Short problem
Every line of the material below should be repeated exactly.

Record excerpts

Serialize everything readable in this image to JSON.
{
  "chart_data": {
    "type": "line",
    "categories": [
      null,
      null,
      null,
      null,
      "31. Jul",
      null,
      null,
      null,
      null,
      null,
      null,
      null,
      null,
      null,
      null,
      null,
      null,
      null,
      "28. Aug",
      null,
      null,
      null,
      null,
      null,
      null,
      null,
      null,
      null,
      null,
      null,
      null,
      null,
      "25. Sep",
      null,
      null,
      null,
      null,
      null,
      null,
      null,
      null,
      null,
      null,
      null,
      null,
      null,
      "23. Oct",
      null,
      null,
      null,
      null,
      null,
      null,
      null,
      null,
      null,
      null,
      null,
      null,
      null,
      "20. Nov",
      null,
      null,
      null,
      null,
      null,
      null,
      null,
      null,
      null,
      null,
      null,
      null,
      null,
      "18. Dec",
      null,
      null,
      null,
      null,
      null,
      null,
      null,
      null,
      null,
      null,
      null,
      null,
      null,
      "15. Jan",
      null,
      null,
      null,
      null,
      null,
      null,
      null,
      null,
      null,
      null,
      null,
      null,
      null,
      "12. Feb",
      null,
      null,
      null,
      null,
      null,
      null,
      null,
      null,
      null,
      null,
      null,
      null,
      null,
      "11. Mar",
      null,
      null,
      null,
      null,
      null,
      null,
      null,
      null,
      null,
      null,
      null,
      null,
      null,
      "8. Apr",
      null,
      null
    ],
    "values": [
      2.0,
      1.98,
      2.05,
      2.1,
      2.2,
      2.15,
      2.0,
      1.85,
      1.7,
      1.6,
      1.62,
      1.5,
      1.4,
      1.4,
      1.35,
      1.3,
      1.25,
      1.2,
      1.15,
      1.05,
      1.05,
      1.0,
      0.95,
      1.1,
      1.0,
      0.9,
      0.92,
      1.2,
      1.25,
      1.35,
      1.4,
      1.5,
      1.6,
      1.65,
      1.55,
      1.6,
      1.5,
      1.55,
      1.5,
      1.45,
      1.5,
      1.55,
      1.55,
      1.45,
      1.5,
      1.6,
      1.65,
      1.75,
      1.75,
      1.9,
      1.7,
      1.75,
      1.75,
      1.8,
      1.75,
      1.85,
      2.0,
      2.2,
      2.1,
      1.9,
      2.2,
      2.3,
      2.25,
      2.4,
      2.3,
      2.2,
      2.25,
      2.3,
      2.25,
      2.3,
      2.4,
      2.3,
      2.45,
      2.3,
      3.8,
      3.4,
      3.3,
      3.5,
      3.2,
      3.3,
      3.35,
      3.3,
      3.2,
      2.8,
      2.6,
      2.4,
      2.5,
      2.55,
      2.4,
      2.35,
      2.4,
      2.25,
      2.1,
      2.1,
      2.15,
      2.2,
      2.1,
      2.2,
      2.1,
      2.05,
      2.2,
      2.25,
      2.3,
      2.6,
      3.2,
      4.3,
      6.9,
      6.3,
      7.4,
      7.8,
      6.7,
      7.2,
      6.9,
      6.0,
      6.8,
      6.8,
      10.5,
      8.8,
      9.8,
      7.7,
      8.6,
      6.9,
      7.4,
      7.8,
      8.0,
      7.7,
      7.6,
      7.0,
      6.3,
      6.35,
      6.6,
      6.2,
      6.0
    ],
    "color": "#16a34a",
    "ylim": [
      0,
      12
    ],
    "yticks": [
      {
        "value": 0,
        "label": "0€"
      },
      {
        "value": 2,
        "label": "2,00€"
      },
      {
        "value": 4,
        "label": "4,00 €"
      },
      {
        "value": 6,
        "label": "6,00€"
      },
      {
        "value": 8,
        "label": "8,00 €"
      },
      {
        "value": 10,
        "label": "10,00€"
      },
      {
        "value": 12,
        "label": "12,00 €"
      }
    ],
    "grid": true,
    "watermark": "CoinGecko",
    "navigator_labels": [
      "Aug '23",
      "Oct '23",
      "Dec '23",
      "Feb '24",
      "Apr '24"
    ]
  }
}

Answer to this task
Serialize everything readable in this image to JSON.
{
  "chart_data": {
    "type": "line",
    "categories": [
      null,
      null,
      null,
      null,
      "31. Jul",
      null,
      null,
      null,
      null,
      null,
      null,
      null,
      null,
      null,
      null,
      null,
      null,
      null,
      "28. Aug",
      null,
      null,
      null,
      null,
      null,
      null,
      null,
      null,
      null,
      null,
      null,
      null,
      null,
      "25. Sep",
      null,
      null,
      null,
      null,
      null,
      null,
      null,
      null,
      null,
      null,
      null,
      null,
      null,
      "23. Oct",
      null,
      null,
      null,
      null,
      null,
      null,
      null,
      null,
      null,
      null,
      null,
      null,
      null,
      "20. Nov",
      null,
      null,
      null,
      null,
      null,
      null,
      null,
      null,
      null,
      null,
      null,
      null,
      null,
      "18. Dec",
      null,
      null,
      null,
      null,
      null,
      null,
      null,
      null,
      null,
      null,
      null,
      null,
      null,
      "15. Jan",
      null,
      null,
      null,
      null,
      null,
      null,
      null,
      null,
      null,
      null,
      null,
      null,
      null,
      "12. Feb",
      null,
      null,
      null,
      null,
      null,
      null,
      null,
      null,
      null,
      null,
      null,
      null,
      null,
      "11. Mar",
      null,
      null,
      null,
      null,
      null,
      null,
      null,
      null,
      null,
      null,
      null,
      null,
      null,
      "8. Apr",
      null,
      null
    ],
    "values": [
      2.0,
      1.98,
      2.05,
      2.1,
      2.2,
      2.15,
      2.0,
      1.85,
      1.7,
      1.6,
      1.62,
      1.5,
      1.4,
      1.4,
      1.35,
      1.3,
      1.25,
      1.2,
      1.15,
      1.05,
      1.05,
      1.0,
      0.95,
      1.1,
      1.0,
      0.9,
      0.92,
      1.2,
      1.25,
      1.35,
      1.4,
      1.5,
      1.6,
      1.65,
      1.55,
      1.6,
      1.5,
      1.55,
      1.5,
      1.45,
      1.5,
      1.55,
      1.55,
      1.45,
      1.5,
      1.6,
      1.65,
      1.75,
      1.75,
      1.9,
      1.7,
      1.75,
      1.75,
      1.8,
      1.75,
      1.85,
      2.0,
      2.2,
      2.1,
      1.9,
      2.2,
      2.3,
      2.25,
      2.4,
      2.3,
      2.2,
      2.25,
      2.3,
      2.25,
      2.3,
      2.4,
      2.3,
      2.45,
      2.3,
      3.8,
      3.4,
      3.3,
      3.5,
      3.2,
      3.3,
      3.35,
      3.3,
      3.2,
      2.8,
      2.6,
      2.4,
      2.5,
      2.55,
      2.4,
      2.35,
      2.4,
      2.25,
      2.1,
      2.1,
      2.15,
      2.2,
      2.1,
      2.2,
      2.1,
      2.05,
      2.2,
      2.25,
      2.3,
      2.6,
      3.2,
      4.3,
      6.9,
      6.3,
      7.4,
      7.8,
      6.7,
      7.2,
      6.9,
      6.0,
      6.8,
      6.8,
      10.5,
      8.8,
      9.8,
      7.7,
      8.6,
      6.9,
      7.4,
      7.8,
      8.0,
      7.7,
      7.6,
      7.0,
      6.3,
      6.35,
      6.6,
      6.2,
      6.0
    ],
    "color": "#16a34a",
    "ylim": [
      0,
      12
    ],
    "yticks": [
      {
        "value": 0,
        "label": "0€"
      },
      {
        "value": 2,
        "label": "2,00€"
      },
      {
        "value": 4,
        "label": "4,00 €"
      },
      {
        "value": 6,
        "label": "6,00€"
      },
      {
        "value": 8,
        "label": "8,00 €"
      },
      {
        "value": 10,
        "label": "10,00€"
      },
      {
        "value": 12,
        "label": "12,00 €"
      }
    ],
    "grid": true,
    "watermark": "CoinGecko",
    "navigator_labels": [
      "Aug '23",
      "Oct '23",
      "Dec '23",
      "Feb '24",
      "Apr '24"
    ]
  }
}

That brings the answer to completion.